* Brief *
Every line below must be reproduced exactly. Copy them all.

── Listed records ──

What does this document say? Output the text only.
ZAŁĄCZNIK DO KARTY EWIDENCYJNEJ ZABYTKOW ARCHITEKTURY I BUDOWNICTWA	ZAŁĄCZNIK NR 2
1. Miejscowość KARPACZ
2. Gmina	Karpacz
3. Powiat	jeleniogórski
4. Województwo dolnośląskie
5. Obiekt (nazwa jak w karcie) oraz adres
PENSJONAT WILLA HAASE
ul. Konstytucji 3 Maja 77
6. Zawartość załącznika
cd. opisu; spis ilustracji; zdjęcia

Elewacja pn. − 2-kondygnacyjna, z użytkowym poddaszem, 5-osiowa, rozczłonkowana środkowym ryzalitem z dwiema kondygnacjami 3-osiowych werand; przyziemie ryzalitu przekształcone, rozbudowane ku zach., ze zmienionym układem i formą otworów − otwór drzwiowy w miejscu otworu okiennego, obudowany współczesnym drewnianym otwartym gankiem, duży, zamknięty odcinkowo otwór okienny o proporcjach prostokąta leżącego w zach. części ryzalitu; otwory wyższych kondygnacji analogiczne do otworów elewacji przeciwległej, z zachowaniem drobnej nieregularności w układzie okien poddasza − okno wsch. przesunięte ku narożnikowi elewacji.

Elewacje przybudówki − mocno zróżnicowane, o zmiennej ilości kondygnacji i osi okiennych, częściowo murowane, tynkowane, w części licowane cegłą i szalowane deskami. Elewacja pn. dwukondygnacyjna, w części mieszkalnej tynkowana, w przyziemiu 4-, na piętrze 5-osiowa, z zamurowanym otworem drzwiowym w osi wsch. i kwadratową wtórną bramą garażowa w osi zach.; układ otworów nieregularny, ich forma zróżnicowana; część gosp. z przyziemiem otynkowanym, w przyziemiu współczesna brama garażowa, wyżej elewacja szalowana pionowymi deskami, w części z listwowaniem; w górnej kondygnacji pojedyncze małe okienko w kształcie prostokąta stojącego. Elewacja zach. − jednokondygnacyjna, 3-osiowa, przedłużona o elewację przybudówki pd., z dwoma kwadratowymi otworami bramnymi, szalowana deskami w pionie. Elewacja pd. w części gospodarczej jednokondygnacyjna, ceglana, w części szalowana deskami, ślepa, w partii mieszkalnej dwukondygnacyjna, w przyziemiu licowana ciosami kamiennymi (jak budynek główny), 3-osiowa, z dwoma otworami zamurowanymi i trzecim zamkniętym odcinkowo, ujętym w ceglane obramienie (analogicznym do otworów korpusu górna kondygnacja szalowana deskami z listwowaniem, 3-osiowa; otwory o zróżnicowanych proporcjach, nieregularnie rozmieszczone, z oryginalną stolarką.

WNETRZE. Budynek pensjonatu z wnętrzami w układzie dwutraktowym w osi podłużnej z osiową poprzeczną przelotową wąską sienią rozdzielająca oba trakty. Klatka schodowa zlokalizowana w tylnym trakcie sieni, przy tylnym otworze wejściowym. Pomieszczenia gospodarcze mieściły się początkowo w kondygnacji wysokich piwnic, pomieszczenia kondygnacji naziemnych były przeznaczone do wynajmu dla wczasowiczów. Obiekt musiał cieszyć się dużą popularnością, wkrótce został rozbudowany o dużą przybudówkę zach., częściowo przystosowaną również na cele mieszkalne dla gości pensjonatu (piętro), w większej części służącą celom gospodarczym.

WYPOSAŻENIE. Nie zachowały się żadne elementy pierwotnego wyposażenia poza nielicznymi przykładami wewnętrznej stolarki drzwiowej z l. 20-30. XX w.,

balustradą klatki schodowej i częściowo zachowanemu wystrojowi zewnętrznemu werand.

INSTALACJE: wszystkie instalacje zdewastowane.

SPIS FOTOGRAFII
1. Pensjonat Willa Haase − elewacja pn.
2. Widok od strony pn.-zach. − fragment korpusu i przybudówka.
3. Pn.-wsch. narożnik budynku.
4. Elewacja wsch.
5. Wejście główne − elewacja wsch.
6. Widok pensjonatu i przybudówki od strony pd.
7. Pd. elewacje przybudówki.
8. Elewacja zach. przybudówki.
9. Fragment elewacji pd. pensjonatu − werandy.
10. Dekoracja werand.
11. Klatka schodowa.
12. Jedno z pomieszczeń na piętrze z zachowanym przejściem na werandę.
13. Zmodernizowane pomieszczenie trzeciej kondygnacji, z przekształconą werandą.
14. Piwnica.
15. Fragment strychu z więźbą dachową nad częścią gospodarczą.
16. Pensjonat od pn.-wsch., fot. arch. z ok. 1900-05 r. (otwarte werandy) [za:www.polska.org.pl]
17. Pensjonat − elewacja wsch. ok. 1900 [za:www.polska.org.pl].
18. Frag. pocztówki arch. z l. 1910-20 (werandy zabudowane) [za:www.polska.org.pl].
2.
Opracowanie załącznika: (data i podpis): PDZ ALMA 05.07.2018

───

* Solution to this problem *
What does this document say? Output the text only.
ZAŁĄCZNIK DO KARTY EWIDENCYJNEJ ZABYTKOW ARCHITEKTURY I BUDOWNICTWA	ZAŁĄCZNIK NR 2
1. Miejscowość KARPACZ
2. Gmina	Karpacz
3. Powiat	jeleniogórski
4. Województwo dolnośląskie
5. Obiekt (nazwa jak w karcie) oraz adres
PENSJONAT WILLA HAASE
ul. Konstytucji 3 Maja 77
6. Zawartość załącznika
cd. opisu; spis ilustracji; zdjęcia

Elewacja pn. − 2-kondygnacyjna, z użytkowym poddaszem, 5-osiowa, rozczłonkowana środkowym ryzalitem z dwiema kondygnacjami 3-osiowych werand; przyziemie ryzalitu przekształcone, rozbudowane ku zach., ze zmienionym układem i formą otworów − otwór drzwiowy w miejscu otworu okiennego, obudowany współczesnym drewnianym otwartym gankiem, duży, zamknięty odcinkowo otwór okienny o proporcjach prostokąta leżącego w zach. części ryzalitu; otwory wyższych kondygnacji analogiczne do otworów elewacji przeciwległej, z zachowaniem drobnej nieregularności w układzie okien poddasza − okno wsch. przesunięte ku narożnikowi elewacji.

Elewacje przybudówki − mocno zróżnicowane, o zmiennej ilości kondygnacji i osi okiennych, częściowo murowane, tynkowane, w części licowane cegłą i szalowane deskami. Elewacja pn. dwukondygnacyjna, w części mieszkalnej tynkowana, w przyziemiu 4-, na piętrze 5-osiowa, z zamurowanym otworem drzwiowym w osi wsch. i kwadratową wtórną bramą garażowa w osi zach.; układ otworów nieregularny, ich forma zróżnicowana; część gosp. z przyziemiem otynkowanym, w przyziemiu współczesna brama garażowa, wyżej elewacja szalowana pionowymi deskami, w części z listwowaniem; w górnej kondygnacji pojedyncze małe okienko w kształcie prostokąta stojącego. Elewacja zach. − jednokondygnacyjna, 3-osiowa, przedłużona o elewację przybudówki pd., z dwoma kwadratowymi otworami bramnymi, szalowana deskami w pionie. Elewacja pd. w części gospodarczej jednokondygnacyjna, ceglana, w części szalowana deskami, ślepa, w partii mieszkalnej dwukondygnacyjna, w przyziemiu licowana ciosami kamiennymi (jak budynek główny), 3-osiowa, z dwoma otworami zamurowanymi i trzecim zamkniętym odcinkowo, ujętym w ceglane obramienie (analogicznym do otworów korpusu górna kondygnacja szalowana deskami z listwowaniem, 3-osiowa; otwory o zróżnicowanych proporcjach, nieregularnie rozmieszczone, z oryginalną stolarką.

WNETRZE. Budynek pensjonatu z wnętrzami w układzie dwutraktowym w osi podłużnej z osiową poprzeczną przelotową wąską sienią rozdzielająca oba trakty. Klatka schodowa zlokalizowana w tylnym trakcie sieni, przy tylnym otworze wejściowym. Pomieszczenia gospodarcze mieściły się początkowo w kondygnacji wysokich piwnic, pomieszczenia kondygnacji naziemnych były przeznaczone do wynajmu dla wczasowiczów. Obiekt musiał cieszyć się dużą popularnością, wkrótce został rozbudowany o dużą przybudówkę zach., częściowo przystosowaną również na cele mieszkalne dla gości pensjonatu (piętro), w większej części służącą celom gospodarczym.

WYPOSAŻENIE. Nie zachowały się żadne elementy pierwotnego wyposażenia poza nielicznymi przykładami wewnętrznej stolarki drzwiowej z l. 20-30. XX w.,

balustradą klatki schodowej i częściowo zachowanemu wystrojowi zewnętrznemu werand.

INSTALACJE: wszystkie instalacje zdewastowane.

SPIS FOTOGRAFII
1. Pensjonat Willa Haase − elewacja pn.
2. Widok od strony pn.-zach. − fragment korpusu i przybudówka.
3. Pn.-wsch. narożnik budynku.
4. Elewacja wsch.
5. Wejście główne − elewacja wsch.
6. Widok pensjonatu i przybudówki od strony pd.
7. Pd. elewacje przybudówki.
8. Elewacja zach. przybudówki.
9. Fragment elewacji pd. pensjonatu − werandy.
10. Dekoracja werand.
11. Klatka schodowa.
12. Jedno z pomieszczeń na piętrze z zachowanym przejściem na werandę.
13. Zmodernizowane pomieszczenie trzeciej kondygnacji, z przekształconą werandą.
14. Piwnica.
15. Fragment strychu z więźbą dachową nad częścią gospodarczą.
16. Pensjonat od pn.-wsch., fot. arch. z ok. 1900-05 r. (otwarte werandy) [za:www.polska.org.pl]
17. Pensjonat − elewacja wsch. ok. 1900 [za:www.polska.org.pl].
18. Frag. pocztówki arch. z l. 1910-20 (werandy zabudowane) [za:www.polska.org.pl].
2.
Opracowanie załącznika: (data i podpis): PDZ ALMA 05.07.2018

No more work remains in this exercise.